-- START OF Source data --

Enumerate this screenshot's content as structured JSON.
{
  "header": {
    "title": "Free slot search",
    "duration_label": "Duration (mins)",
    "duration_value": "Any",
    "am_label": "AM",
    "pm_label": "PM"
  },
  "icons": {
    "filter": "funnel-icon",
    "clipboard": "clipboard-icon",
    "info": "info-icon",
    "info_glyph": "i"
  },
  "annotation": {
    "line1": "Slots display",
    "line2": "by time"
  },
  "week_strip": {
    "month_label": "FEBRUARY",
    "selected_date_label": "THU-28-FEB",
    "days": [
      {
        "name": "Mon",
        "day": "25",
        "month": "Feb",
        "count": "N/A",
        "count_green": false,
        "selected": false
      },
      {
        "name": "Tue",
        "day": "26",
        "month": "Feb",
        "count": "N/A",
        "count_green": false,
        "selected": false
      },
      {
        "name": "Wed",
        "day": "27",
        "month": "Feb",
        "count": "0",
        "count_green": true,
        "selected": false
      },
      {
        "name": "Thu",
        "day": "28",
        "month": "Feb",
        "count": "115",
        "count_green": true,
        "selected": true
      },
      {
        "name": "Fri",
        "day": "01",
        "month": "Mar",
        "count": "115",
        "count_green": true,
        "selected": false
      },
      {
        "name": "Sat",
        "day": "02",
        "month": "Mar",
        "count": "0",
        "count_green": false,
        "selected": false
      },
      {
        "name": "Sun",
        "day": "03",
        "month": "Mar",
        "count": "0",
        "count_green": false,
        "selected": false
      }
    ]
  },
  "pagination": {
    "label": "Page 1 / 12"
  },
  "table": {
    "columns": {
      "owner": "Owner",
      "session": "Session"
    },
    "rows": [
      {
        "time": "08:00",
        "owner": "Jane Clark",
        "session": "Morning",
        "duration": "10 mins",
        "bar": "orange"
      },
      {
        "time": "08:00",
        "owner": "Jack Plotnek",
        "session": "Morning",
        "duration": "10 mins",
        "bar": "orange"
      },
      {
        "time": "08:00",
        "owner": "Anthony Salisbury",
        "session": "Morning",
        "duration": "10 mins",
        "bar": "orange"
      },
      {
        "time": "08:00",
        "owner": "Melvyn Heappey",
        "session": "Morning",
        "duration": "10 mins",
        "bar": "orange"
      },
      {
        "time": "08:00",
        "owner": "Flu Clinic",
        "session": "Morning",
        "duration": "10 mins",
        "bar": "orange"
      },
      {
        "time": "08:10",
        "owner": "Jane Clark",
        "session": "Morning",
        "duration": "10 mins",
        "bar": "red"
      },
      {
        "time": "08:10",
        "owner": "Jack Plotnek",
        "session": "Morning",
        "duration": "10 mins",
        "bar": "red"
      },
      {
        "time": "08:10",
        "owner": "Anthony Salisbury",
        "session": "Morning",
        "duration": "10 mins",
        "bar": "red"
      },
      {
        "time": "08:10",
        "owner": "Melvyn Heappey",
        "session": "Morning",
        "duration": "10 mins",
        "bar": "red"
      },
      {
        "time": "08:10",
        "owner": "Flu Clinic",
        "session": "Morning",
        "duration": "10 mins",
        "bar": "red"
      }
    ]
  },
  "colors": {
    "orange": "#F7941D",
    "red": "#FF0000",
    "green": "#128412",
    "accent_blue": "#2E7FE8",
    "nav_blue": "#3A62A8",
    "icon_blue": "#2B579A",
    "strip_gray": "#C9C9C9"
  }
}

-- END OF Source data --

Set exercise —
Return each line of the data exactly as written above.

Reply —
Enumerate this screenshot's content as structured JSON.
{
  "header": {
    "title": "Free slot search",
    "duration_label": "Duration (mins)",
    "duration_value": "Any",
    "am_label": "AM",
    "pm_label": "PM"
  },
  "icons": {
    "filter": "funnel-icon",
    "clipboard": "clipboard-icon",
    "info": "info-icon",
    "info_glyph": "i"
  },
  "annotation": {
    "line1": "Slots display",
    "line2": "by time"
  },
  "week_strip": {
    "month_label": "FEBRUARY",
    "selected_date_label": "THU-28-FEB",
    "days": [
      {
        "name": "Mon",
        "day": "25",
        "month": "Feb",
        "count": "N/A",
        "count_green": false,
        "selected": false
      },
      {
        "name": "Tue",
        "day": "26",
        "month": "Feb",
        "count": "N/A",
        "count_green": false,
        "selected": false
      },
      {
        "name": "Wed",
        "day": "27",
        "month": "Feb",
        "count": "0",
        "count_green": true,
        "selected": false
      },
      {
        "name": "Thu",
        "day": "28",
        "month": "Feb",
        "count": "115",
        "count_green": true,
        "selected": true
      },
      {
        "name": "Fri",
        "day": "01",
        "month": "Mar",
        "count": "115",
        "count_green": true,
        "selected": false
      },
      {
        "name": "Sat",
        "day": "02",
        "month": "Mar",
        "count": "0",
        "count_green": false,
        "selected": false
      },
      {
        "name": "Sun",
        "day": "03",
        "month": "Mar",
        "count": "0",
        "count_green": false,
        "selected": false
      }
    ]
  },
  "pagination": {
    "label": "Page 1 / 12"
  },
  "table": {
    "columns": {
      "owner": "Owner",
      "session": "Session"
    },
    "rows": [
      {
        "time": "08:00",
        "owner": "Jane Clark",
        "session": "Morning",
        "duration": "10 mins",
        "bar": "orange"
      },
      {
        "time": "08:00",
        "owner": "Jack Plotnek",
        "session": "Morning",
        "duration": "10 mins",
        "bar": "orange"
      },
      {
        "time": "08:00",
        "owner": "Anthony Salisbury",
        "session": "Morning",
        "duration": "10 mins",
        "bar": "orange"
      },
      {
        "time": "08:00",
        "owner": "Melvyn Heappey",
        "session": "Morning",
        "duration": "10 mins",
        "bar": "orange"
      },
      {
        "time": "08:00",
        "owner": "Flu Clinic",
        "session": "Morning",
        "duration": "10 mins",
        "bar": "orange"
      },
      {
        "time": "08:10",
        "owner": "Jane Clark",
        "session": "Morning",
        "duration": "10 mins",
        "bar": "red"
      },
      {
        "time": "08:10",
        "owner": "Jack Plotnek",
        "session": "Morning",
        "duration": "10 mins",
        "bar": "red"
      },
      {
        "time": "08:10",
        "owner": "Anthony Salisbury",
        "session": "Morning",
        "duration": "10 mins",
        "bar": "red"
      },
      {
        "time": "08:10",
        "owner": "Melvyn Heappey",
        "session": "Morning",
        "duration": "10 mins",
        "bar": "red"
      },
      {
        "time": "08:10",
        "owner": "Flu Clinic",
        "session": "Morning",
        "duration": "10 mins",
        "bar": "red"
      }
    ]
  },
  "colors": {
    "orange": "#F7941D",
    "red": "#FF0000",
    "green": "#128412",
    "accent_blue": "#2E7FE8",
    "nav_blue": "#3A62A8",
    "icon_blue": "#2B579A",
    "strip_gray": "#C9C9C9"
  }
}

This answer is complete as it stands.